───── DATA SHOWN
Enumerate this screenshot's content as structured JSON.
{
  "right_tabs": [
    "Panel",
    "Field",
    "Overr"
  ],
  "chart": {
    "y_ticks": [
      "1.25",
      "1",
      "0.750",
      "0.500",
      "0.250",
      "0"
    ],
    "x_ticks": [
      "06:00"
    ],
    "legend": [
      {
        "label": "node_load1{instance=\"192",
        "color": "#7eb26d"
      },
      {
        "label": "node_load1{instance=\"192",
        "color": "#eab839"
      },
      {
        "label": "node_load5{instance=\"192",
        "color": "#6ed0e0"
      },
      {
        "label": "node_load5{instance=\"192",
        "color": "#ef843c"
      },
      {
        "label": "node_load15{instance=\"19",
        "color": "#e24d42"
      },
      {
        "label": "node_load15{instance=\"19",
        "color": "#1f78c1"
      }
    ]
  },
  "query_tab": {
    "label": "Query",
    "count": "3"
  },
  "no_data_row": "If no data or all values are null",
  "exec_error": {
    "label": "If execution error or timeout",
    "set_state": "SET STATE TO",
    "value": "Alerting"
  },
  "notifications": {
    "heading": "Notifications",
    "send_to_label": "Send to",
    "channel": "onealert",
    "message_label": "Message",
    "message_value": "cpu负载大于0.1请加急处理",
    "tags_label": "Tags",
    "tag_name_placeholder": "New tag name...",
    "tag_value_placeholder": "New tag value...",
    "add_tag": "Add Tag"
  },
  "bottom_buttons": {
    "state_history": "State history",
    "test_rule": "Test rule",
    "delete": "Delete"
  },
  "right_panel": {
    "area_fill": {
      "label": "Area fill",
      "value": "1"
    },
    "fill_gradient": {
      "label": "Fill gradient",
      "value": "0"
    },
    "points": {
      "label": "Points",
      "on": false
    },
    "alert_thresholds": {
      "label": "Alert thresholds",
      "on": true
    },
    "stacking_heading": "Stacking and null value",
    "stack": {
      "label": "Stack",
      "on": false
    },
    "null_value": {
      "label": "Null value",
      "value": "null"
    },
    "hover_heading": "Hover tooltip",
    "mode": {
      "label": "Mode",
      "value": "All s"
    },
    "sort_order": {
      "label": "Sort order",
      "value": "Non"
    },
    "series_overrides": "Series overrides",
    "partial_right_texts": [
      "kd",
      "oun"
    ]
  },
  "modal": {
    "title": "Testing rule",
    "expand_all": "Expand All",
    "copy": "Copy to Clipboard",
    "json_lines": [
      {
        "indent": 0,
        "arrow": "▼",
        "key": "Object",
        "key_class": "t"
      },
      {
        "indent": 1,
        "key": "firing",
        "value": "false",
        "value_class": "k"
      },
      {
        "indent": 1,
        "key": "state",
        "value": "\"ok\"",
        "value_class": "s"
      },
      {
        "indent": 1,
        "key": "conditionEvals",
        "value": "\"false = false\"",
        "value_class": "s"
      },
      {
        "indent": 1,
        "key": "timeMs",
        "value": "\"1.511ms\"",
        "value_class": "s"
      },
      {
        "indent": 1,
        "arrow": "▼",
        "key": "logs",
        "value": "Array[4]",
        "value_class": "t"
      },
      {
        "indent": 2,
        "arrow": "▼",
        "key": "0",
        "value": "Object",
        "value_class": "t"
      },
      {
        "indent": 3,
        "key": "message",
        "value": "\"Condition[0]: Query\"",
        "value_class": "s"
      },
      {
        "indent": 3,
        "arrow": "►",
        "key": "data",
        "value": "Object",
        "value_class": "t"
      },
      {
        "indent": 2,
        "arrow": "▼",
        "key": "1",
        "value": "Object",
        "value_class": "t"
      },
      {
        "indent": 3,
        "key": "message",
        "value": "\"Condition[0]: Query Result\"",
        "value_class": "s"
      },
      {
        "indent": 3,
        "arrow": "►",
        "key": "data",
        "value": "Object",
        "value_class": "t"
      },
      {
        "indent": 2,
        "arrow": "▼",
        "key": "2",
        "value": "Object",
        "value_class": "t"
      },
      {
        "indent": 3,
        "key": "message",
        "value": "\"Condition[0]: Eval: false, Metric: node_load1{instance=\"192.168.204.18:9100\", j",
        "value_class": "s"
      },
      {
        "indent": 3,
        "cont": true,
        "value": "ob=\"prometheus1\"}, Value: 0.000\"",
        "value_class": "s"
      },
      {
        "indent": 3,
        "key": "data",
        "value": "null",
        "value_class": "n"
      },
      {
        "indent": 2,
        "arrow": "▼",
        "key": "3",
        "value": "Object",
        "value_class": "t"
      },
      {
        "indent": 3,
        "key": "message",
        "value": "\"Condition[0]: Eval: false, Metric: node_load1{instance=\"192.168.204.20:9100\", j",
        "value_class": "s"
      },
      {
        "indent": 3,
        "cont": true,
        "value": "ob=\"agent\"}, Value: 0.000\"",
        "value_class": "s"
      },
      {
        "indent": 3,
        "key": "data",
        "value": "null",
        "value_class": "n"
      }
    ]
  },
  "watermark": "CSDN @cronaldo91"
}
──────────
Count the lines of the material that include the word "rule", then report only the total.

» RESPONSE TO THIS EXERCISE
2